## Task statement
All of the lines below are to be printed again exactly; images are excluded from the output.

-- START OF Data for this task --

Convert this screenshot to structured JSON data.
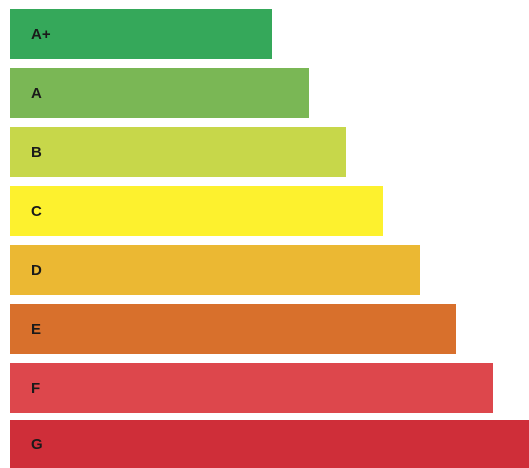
{
  "energy_scale": {
    "classes": [
      {
        "label": "A+",
        "color": "#35a85a"
      },
      {
        "label": "A",
        "color": "#7ab755"
      },
      {
        "label": "B",
        "color": "#c7d74a"
      },
      {
        "label": "C",
        "color": "#fdf12e"
      },
      {
        "label": "D",
        "color": "#ebb833"
      },
      {
        "label": "E",
        "color": "#d8702c"
      },
      {
        "label": "F",
        "color": "#dd474c"
      },
      {
        "label": "G",
        "color": "#cf2e39"
      }
    ]
  }
}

-- END OF Data for this task --

## The result
Convert this screenshot to structured JSON data.
{
  "energy_scale": {
    "classes": [
      {
        "label": "A+",
        "color": "#35a85a"
      },
      {
        "label": "A",
        "color": "#7ab755"
      },
      {
        "label": "B",
        "color": "#c7d74a"
      },
      {
        "label": "C",
        "color": "#fdf12e"
      },
      {
        "label": "D",
        "color": "#ebb833"
      },
      {
        "label": "E",
        "color": "#d8702c"
      },
      {
        "label": "F",
        "color": "#dd474c"
      },
      {
        "label": "G",
        "color": "#cf2e39"
      }
    ]
  }
}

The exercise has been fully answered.